EXERCISE DETAILS:
Show all lines holding "Normal".

RECORDS SUPPLIED:
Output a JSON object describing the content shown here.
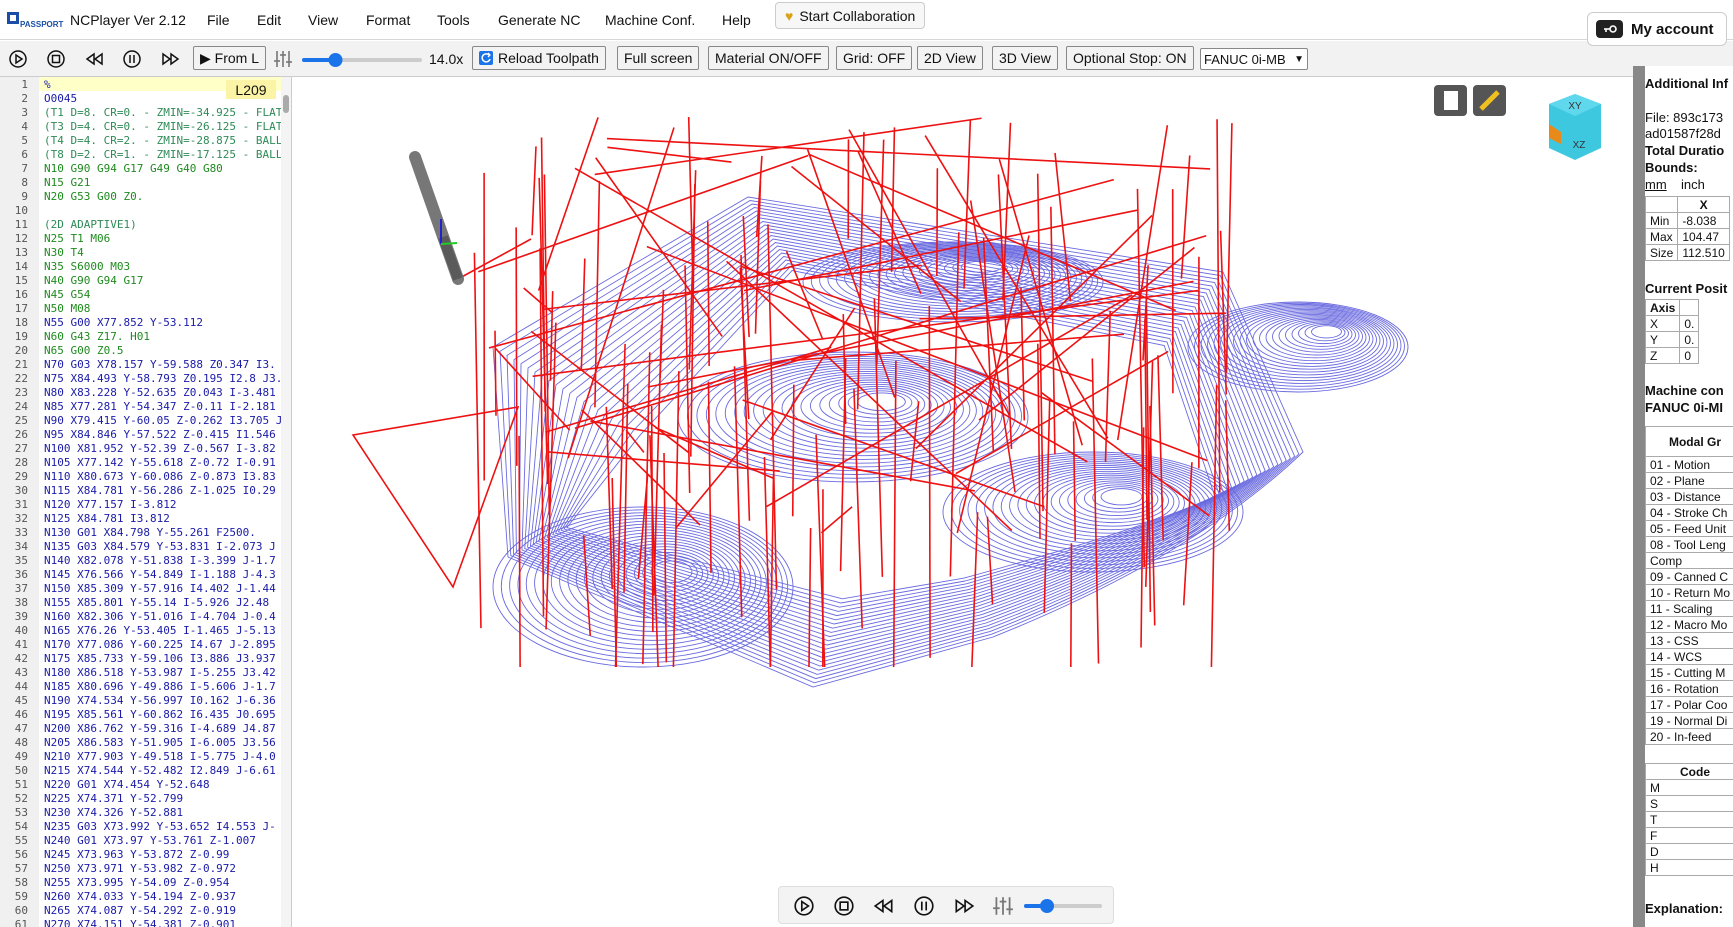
{
  "app": {
    "title": "NCPlayer Ver 2.12",
    "logo_text": "PASSPORT"
  },
  "menu": [
    "File",
    "Edit",
    "View",
    "Format",
    "Tools",
    "Generate NC",
    "Machine Conf.",
    "Help"
  ],
  "collaboration_button": "Start Collaboration",
  "account_button": "My account",
  "toolbar": {
    "from_line": "▶ From L",
    "speed_value": 0.25,
    "speed_label": "14.0x",
    "reload": "Reload Toolpath",
    "full_screen": "Full screen",
    "material": "Material ON/OFF",
    "grid": "Grid: OFF",
    "view2d": "2D View",
    "view3d": "3D View",
    "optional_stop": "Optional Stop: ON",
    "control": "FANUC 0i-MB"
  },
  "editor": {
    "line_badge": "L209",
    "lines": [
      "%",
      "O0045",
      "(T1 D=8. CR=0. - ZMIN=-34.925 - FLAT",
      "(T3 D=4. CR=0. - ZMIN=-26.125 - FLAT",
      "(T4 D=4. CR=2. - ZMIN=-28.875 - BALL",
      "(T8 D=2. CR=1. - ZMIN=-17.125 - BALL",
      "N10 G90 G94 G17 G49 G40 G80",
      "N15 G21",
      "N20 G53 G00 Z0.",
      "",
      "(2D ADAPTIVE1)",
      "N25 T1 M06",
      "N30 T4",
      "N35 S6000 M03",
      "N40 G90 G94 G17",
      "N45 G54",
      "N50 M08",
      "N55 G00 X77.852 Y-53.112",
      "N60 G43 Z17. H01",
      "N65 G00 Z0.5",
      "N70 G03 X78.157 Y-59.588 Z0.347 I3.",
      "N75 X84.493 Y-58.793 Z0.195 I2.8 J3.",
      "N80 X83.228 Y-52.635 Z0.043 I-3.481",
      "N85 X77.281 Y-54.347 Z-0.11 I-2.181",
      "N90 X79.415 Y-60.05 Z-0.262 I3.705 J",
      "N95 X84.846 Y-57.522 Z-0.415 I1.546",
      "N100 X81.952 Y-52.39 Z-0.567 I-3.82",
      "N105 X77.142 Y-55.618 Z-0.72 I-0.91",
      "N110 X80.673 Y-60.086 Z-0.873 I3.83",
      "N115 X84.781 Y-56.286 Z-1.025 I0.29",
      "N120 X77.157 I-3.812",
      "N125 X84.781 I3.812",
      "N130 G01 X84.798 Y-55.261 F2500.",
      "N135 G03 X84.579 Y-53.831 I-2.073 J",
      "N140 X82.078 Y-51.838 I-3.399 J-1.7",
      "N145 X76.566 Y-54.849 I-1.188 J-4.3",
      "N150 X85.309 Y-57.916 I4.402 J-1.44",
      "N155 X85.801 Y-55.14 I-5.926 J2.48",
      "N160 X82.306 Y-51.016 I-4.704 J-0.4",
      "N165 X76.26 Y-53.405 I-1.465 J-5.13",
      "N170 X77.086 Y-60.225 I4.67 J-2.895",
      "N175 X85.733 Y-59.106 I3.886 J3.937",
      "N180 X86.518 Y-53.987 I-5.255 J3.42",
      "N185 X80.696 Y-49.886 I-5.606 J-1.7",
      "N190 X74.534 Y-56.997 I0.162 J-6.36",
      "N195 X85.561 Y-60.862 I6.435 J0.695",
      "N200 X86.762 Y-59.316 I-4.689 J4.87",
      "N205 X86.583 Y-51.905 I-6.005 J3.56",
      "N210 X77.903 Y-49.518 I-5.775 J-4.0",
      "N215 X74.544 Y-52.482 I2.849 J-6.61",
      "N220 G01 X74.454 Y-52.648",
      "N225 X74.371 Y-52.799",
      "N230 X74.326 Y-52.881",
      "N235 G03 X73.992 Y-53.652 I4.553 J-",
      "N240 G01 X73.97 Y-53.761 Z-1.007",
      "N245 X73.963 Y-53.872 Z-0.99",
      "N250 X73.971 Y-53.982 Z-0.972",
      "N255 X73.995 Y-54.09 Z-0.954",
      "N260 X74.033 Y-54.194 Z-0.937",
      "N265 X74.087 Y-54.292 Z-0.919",
      "N270 X74.151 Y-54.381 Z-0.901"
    ]
  },
  "panel": {
    "title": "Additional Inf",
    "file_label": "File: 893c173",
    "file_line2": "ad01587f28d",
    "total_duration": "Total Duratio",
    "bounds": "Bounds:",
    "unit_mm": "mm",
    "unit_inch": "inch",
    "bounds_header": "X",
    "bounds_rows": [
      [
        "Min",
        "-8.038"
      ],
      [
        "Max",
        "104.47"
      ],
      [
        "Size",
        "112.510"
      ]
    ],
    "current_position": "Current Posit",
    "axis_header": "Axis",
    "axis_rows": [
      [
        "X",
        "0."
      ],
      [
        "Y",
        "0."
      ],
      [
        "Z",
        "0"
      ]
    ],
    "machine_conf": "Machine con",
    "machine_name": "FANUC 0i-MI",
    "modal_header": "Modal Gr",
    "modal_rows": [
      "01 - Motion",
      "02 - Plane",
      "03 - Distance",
      "04 - Stroke Ch",
      "05 - Feed Unit",
      "08 - Tool Leng",
      "Comp",
      "09 - Canned C",
      "10 - Return Mo",
      "11 - Scaling",
      "12 - Macro Mo",
      "13 - CSS",
      "14 - WCS",
      "15 - Cutting M",
      "16 - Rotation",
      "17 - Polar Coo",
      "19 - Normal Di",
      "20 - In-feed"
    ],
    "code_header": "Code",
    "code_rows": [
      "M",
      "S",
      "T",
      "F",
      "D",
      "H"
    ],
    "explanation": "Explanation:"
  },
  "colors": {
    "toolpath_feed": "#6a6ae0",
    "toolpath_rapid": "#ee1111",
    "cube": "#3ec8e0"
  },
  "cube_labels": {
    "top": "XY",
    "front": "XZ"
  }
}
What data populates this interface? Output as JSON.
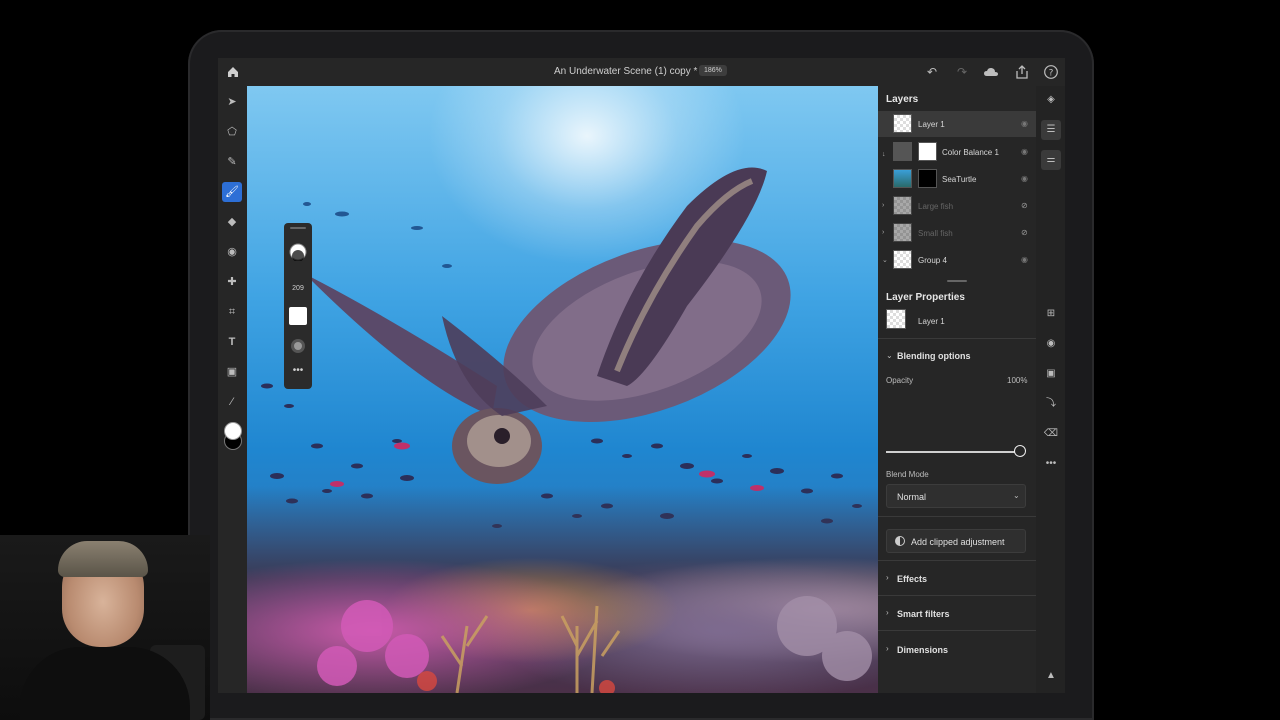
{
  "topbar": {
    "doc_title": "An Underwater Scene (1) copy *",
    "zoom": "186%"
  },
  "brush_panel": {
    "size": "209"
  },
  "layers": {
    "title": "Layers",
    "items": [
      {
        "name": "Layer 1",
        "selected": true,
        "thumb": "checker"
      },
      {
        "name": "Color Balance 1",
        "selected": false,
        "thumb": "adjustment"
      },
      {
        "name": "SeaTurtle",
        "selected": false,
        "thumb": "turtle"
      },
      {
        "name": "Large fish",
        "selected": false,
        "thumb": "checker",
        "hidden": true
      },
      {
        "name": "Small fish",
        "selected": false,
        "thumb": "checker",
        "hidden": true
      },
      {
        "name": "Group 4",
        "selected": false,
        "thumb": "checker"
      }
    ]
  },
  "layer_properties": {
    "title": "Layer Properties",
    "layer_name": "Layer 1",
    "blending_options": "Blending options",
    "opacity_label": "Opacity",
    "opacity_value": "100%",
    "blend_mode_label": "Blend Mode",
    "blend_mode_value": "Normal",
    "add_clipped": "Add clipped adjustment",
    "effects": "Effects",
    "smart_filters": "Smart filters",
    "dimensions": "Dimensions"
  },
  "colors": {
    "accent": "#2d6fd6",
    "panel_bg": "#262626"
  }
}
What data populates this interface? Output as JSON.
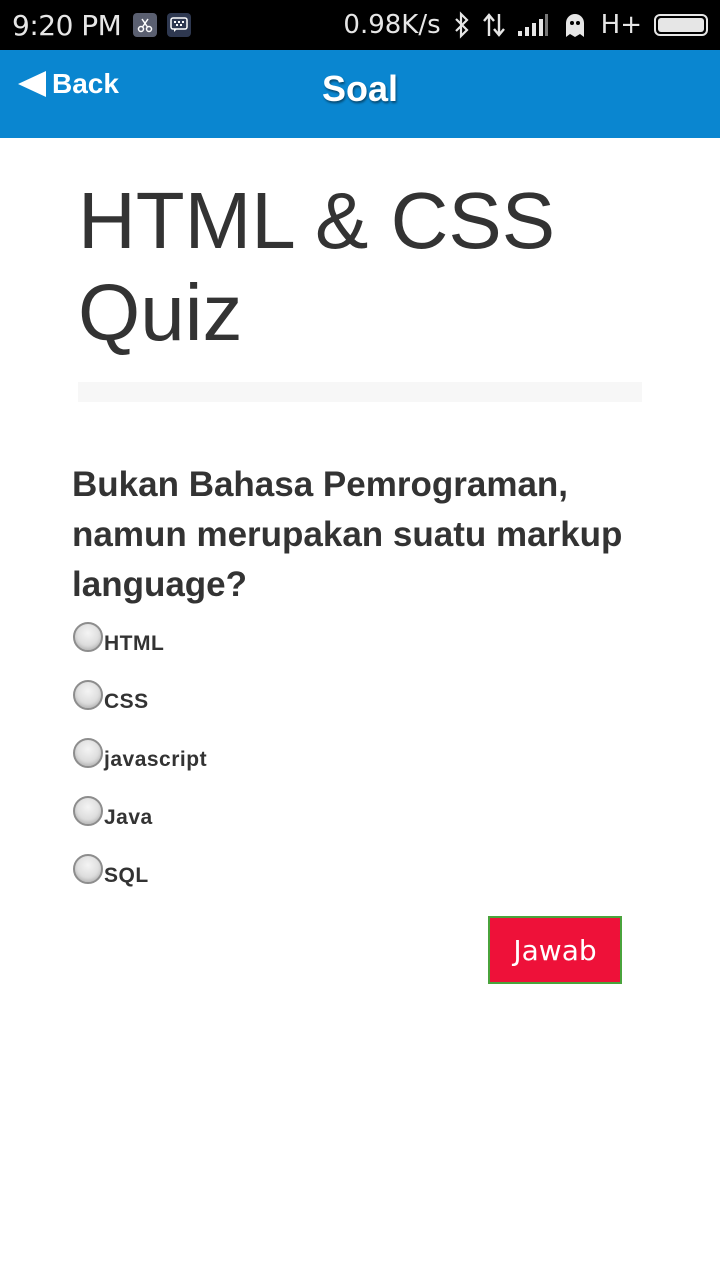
{
  "status_bar": {
    "time": "9:20 PM",
    "notification_icons": [
      "scissors-app-icon",
      "bbm-icon"
    ],
    "network_speed": "0.98K/s",
    "network_type": "H+",
    "icons": [
      "bluetooth-icon",
      "data-transfer-icon",
      "signal-icon",
      "ghost-icon",
      "battery-icon"
    ]
  },
  "header": {
    "back_label": "Back",
    "title": "Soal",
    "color": "#0a86d0"
  },
  "quiz": {
    "title": "HTML & CSS Quiz",
    "question": "Bukan Bahasa Pemrograman, namun merupakan suatu markup language?",
    "options": [
      {
        "label": "HTML",
        "selected": false
      },
      {
        "label": "CSS",
        "selected": false
      },
      {
        "label": "javascript",
        "selected": false
      },
      {
        "label": "Java",
        "selected": false
      },
      {
        "label": "SQL",
        "selected": false
      }
    ],
    "submit_label": "Jawab",
    "submit_color": "#ee1139"
  }
}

CORRECT ANSWER:
      "19 - Normal Di",
    "blend_mode_value": "Normal",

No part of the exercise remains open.